> Records excerpted from a collection:
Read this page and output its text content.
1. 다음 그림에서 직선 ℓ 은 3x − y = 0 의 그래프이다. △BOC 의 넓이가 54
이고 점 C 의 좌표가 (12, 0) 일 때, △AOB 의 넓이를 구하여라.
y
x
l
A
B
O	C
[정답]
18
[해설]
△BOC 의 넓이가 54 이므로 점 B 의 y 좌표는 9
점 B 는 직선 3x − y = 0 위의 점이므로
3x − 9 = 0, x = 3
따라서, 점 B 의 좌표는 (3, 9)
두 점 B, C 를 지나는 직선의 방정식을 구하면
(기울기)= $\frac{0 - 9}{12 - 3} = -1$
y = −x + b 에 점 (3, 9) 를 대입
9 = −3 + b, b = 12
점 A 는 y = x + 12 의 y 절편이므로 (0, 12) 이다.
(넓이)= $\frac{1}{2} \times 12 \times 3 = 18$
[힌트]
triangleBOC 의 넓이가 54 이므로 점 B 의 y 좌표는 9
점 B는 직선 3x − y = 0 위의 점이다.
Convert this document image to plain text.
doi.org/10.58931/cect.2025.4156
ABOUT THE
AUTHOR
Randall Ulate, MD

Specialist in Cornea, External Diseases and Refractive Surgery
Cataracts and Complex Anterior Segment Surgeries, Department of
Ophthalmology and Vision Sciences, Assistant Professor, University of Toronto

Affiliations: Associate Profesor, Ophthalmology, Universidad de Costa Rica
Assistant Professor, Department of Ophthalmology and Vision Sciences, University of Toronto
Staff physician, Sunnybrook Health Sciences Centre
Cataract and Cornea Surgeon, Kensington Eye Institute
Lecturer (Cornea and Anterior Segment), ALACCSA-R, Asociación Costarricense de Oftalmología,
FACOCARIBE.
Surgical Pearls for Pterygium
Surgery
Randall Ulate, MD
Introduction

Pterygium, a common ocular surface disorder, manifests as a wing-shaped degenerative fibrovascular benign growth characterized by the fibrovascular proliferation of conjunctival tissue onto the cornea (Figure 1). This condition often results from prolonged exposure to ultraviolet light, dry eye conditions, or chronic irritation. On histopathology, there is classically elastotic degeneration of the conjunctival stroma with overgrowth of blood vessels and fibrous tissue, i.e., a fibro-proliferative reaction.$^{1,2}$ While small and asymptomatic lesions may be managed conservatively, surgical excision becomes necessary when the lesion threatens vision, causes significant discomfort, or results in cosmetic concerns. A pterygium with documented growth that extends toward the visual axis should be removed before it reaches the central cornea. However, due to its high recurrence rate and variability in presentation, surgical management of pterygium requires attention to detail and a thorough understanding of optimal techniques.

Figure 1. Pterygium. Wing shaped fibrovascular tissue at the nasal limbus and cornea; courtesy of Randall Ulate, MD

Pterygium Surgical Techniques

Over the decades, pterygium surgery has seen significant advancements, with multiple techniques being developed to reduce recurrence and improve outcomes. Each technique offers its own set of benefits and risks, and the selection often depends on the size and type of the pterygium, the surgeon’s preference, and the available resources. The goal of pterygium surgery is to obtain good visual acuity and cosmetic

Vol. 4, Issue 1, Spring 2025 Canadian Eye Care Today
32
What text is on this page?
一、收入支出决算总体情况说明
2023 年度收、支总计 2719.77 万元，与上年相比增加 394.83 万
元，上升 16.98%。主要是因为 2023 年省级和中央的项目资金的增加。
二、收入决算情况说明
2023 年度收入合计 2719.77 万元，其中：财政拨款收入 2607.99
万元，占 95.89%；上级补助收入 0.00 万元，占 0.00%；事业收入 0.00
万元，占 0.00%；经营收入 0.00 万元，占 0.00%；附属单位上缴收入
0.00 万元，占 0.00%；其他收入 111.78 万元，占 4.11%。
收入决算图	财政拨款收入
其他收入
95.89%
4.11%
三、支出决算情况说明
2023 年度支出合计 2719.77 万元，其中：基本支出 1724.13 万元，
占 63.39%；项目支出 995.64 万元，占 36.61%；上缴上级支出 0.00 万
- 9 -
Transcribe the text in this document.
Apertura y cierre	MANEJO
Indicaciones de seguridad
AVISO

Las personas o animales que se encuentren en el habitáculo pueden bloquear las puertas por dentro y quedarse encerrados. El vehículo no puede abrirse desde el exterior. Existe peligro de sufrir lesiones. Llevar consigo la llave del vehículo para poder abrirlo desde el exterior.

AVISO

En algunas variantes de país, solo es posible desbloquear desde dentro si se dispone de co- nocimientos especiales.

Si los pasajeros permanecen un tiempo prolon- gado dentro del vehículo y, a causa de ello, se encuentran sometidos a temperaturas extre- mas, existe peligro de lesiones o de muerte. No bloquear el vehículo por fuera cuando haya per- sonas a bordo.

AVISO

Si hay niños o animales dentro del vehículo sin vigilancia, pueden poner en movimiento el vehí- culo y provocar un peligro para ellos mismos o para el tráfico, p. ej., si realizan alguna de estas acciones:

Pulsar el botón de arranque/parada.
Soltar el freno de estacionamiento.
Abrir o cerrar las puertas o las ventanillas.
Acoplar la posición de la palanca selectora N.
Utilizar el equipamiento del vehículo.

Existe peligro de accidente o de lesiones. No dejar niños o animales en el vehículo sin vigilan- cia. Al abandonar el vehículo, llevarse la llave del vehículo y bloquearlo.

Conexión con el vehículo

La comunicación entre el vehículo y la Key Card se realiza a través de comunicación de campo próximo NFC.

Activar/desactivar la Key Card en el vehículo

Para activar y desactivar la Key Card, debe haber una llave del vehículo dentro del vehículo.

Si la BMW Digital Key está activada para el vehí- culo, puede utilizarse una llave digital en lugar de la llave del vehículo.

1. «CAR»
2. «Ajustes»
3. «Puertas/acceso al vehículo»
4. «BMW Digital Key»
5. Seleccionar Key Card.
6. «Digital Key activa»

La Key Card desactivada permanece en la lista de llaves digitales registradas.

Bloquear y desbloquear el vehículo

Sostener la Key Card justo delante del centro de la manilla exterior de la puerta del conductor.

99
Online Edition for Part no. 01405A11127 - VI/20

> Directions: From the listing above, reproduce all the lines exactly.

> Exercise response:
Read this page and output its text content.
1. 다음 그림에서 직선 ℓ 은 3x − y = 0 의 그래프이다. △BOC 의 넓이가 54
이고 점 C 의 좌표가 (12, 0) 일 때, △AOB 의 넓이를 구하여라.
y
x
l
A
B
O	C
[정답]
18
[해설]
△BOC 의 넓이가 54 이므로 점 B 의 y 좌표는 9
점 B 는 직선 3x − y = 0 위의 점이므로
3x − 9 = 0, x = 3
따라서, 점 B 의 좌표는 (3, 9)
두 점 B, C 를 지나는 직선의 방정식을 구하면
(기울기)= $\frac{0 - 9}{12 - 3} = -1$
y = −x + b 에 점 (3, 9) 를 대입
9 = −3 + b, b = 12
점 A 는 y = x + 12 의 y 절편이므로 (0, 12) 이다.
(넓이)= $\frac{1}{2} \times 12 \times 3 = 18$
[힌트]
triangleBOC 의 넓이가 54 이므로 점 B 의 y 좌표는 9
점 B는 직선 3x − y = 0 위의 점이다.
Convert this document image to plain text.
doi.org/10.58931/cect.2025.4156
ABOUT THE
AUTHOR
Randall Ulate, MD

Specialist in Cornea, External Diseases and Refractive Surgery
Cataracts and Complex Anterior Segment Surgeries, Department of
Ophthalmology and Vision Sciences, Assistant Professor, University of Toronto

Affiliations: Associate Profesor, Ophthalmology, Universidad de Costa Rica
Assistant Professor, Department of Ophthalmology and Vision Sciences, University of Toronto
Staff physician, Sunnybrook Health Sciences Centre
Cataract and Cornea Surgeon, Kensington Eye Institute
Lecturer (Cornea and Anterior Segment), ALACCSA-R, Asociación Costarricense de Oftalmología,
FACOCARIBE.
Surgical Pearls for Pterygium
Surgery
Randall Ulate, MD
Introduction

Pterygium, a common ocular surface disorder, manifests as a wing-shaped degenerative fibrovascular benign growth characterized by the fibrovascular proliferation of conjunctival tissue onto the cornea (Figure 1). This condition often results from prolonged exposure to ultraviolet light, dry eye conditions, or chronic irritation. On histopathology, there is classically elastotic degeneration of the conjunctival stroma with overgrowth of blood vessels and fibrous tissue, i.e., a fibro-proliferative reaction.$^{1,2}$ While small and asymptomatic lesions may be managed conservatively, surgical excision becomes necessary when the lesion threatens vision, causes significant discomfort, or results in cosmetic concerns. A pterygium with documented growth that extends toward the visual axis should be removed before it reaches the central cornea. However, due to its high recurrence rate and variability in presentation, surgical management of pterygium requires attention to detail and a thorough understanding of optimal techniques.

Figure 1. Pterygium. Wing shaped fibrovascular tissue at the nasal limbus and cornea; courtesy of Randall Ulate, MD

Pterygium Surgical Techniques

Over the decades, pterygium surgery has seen significant advancements, with multiple techniques being developed to reduce recurrence and improve outcomes. Each technique offers its own set of benefits and risks, and the selection often depends on the size and type of the pterygium, the surgeon’s preference, and the available resources. The goal of pterygium surgery is to obtain good visual acuity and cosmetic

Vol. 4, Issue 1, Spring 2025 Canadian Eye Care Today
32
What text is on this page?
一、收入支出决算总体情况说明
2023 年度收、支总计 2719.77 万元，与上年相比增加 394.83 万
元，上升 16.98%。主要是因为 2023 年省级和中央的项目资金的增加。
二、收入决算情况说明
2023 年度收入合计 2719.77 万元，其中：财政拨款收入 2607.99
万元，占 95.89%；上级补助收入 0.00 万元，占 0.00%；事业收入 0.00
万元，占 0.00%；经营收入 0.00 万元，占 0.00%；附属单位上缴收入
0.00 万元，占 0.00%；其他收入 111.78 万元，占 4.11%。
收入决算图	财政拨款收入
其他收入
95.89%
4.11%
三、支出决算情况说明
2023 年度支出合计 2719.77 万元，其中：基本支出 1724.13 万元，
占 63.39%；项目支出 995.64 万元，占 36.61%；上缴上级支出 0.00 万
- 9 -
Transcribe the text in this document.
Apertura y cierre	MANEJO
Indicaciones de seguridad
AVISO

Las personas o animales que se encuentren en el habitáculo pueden bloquear las puertas por dentro y quedarse encerrados. El vehículo no puede abrirse desde el exterior. Existe peligro de sufrir lesiones. Llevar consigo la llave del vehículo para poder abrirlo desde el exterior.

AVISO

En algunas variantes de país, solo es posible desbloquear desde dentro si se dispone de co- nocimientos especiales.

Si los pasajeros permanecen un tiempo prolon- gado dentro del vehículo y, a causa de ello, se encuentran sometidos a temperaturas extre- mas, existe peligro de lesiones o de muerte. No bloquear el vehículo por fuera cuando haya per- sonas a bordo.

AVISO

Si hay niños o animales dentro del vehículo sin vigilancia, pueden poner en movimiento el vehí- culo y provocar un peligro para ellos mismos o para el tráfico, p. ej., si realizan alguna de estas acciones:

Pulsar el botón de arranque/parada.
Soltar el freno de estacionamiento.
Abrir o cerrar las puertas o las ventanillas.
Acoplar la posición de la palanca selectora N.
Utilizar el equipamiento del vehículo.

Existe peligro de accidente o de lesiones. No dejar niños o animales en el vehículo sin vigilan- cia. Al abandonar el vehículo, llevarse la llave del vehículo y bloquearlo.

Conexión con el vehículo

La comunicación entre el vehículo y la Key Card se realiza a través de comunicación de campo próximo NFC.

Activar/desactivar la Key Card en el vehículo

Para activar y desactivar la Key Card, debe haber una llave del vehículo dentro del vehículo.

Si la BMW Digital Key está activada para el vehí- culo, puede utilizarse una llave digital en lugar de la llave del vehículo.

1. «CAR»
2. «Ajustes»
3. «Puertas/acceso al vehículo»
4. «BMW Digital Key»
5. Seleccionar Key Card.
6. «Digital Key activa»

La Key Card desactivada permanece en la lista de llaves digitales registradas.

Bloquear y desbloquear el vehículo

Sostener la Key Card justo delante del centro de la manilla exterior de la puerta del conductor.

99
Online Edition for Part no. 01405A11127 - VI/20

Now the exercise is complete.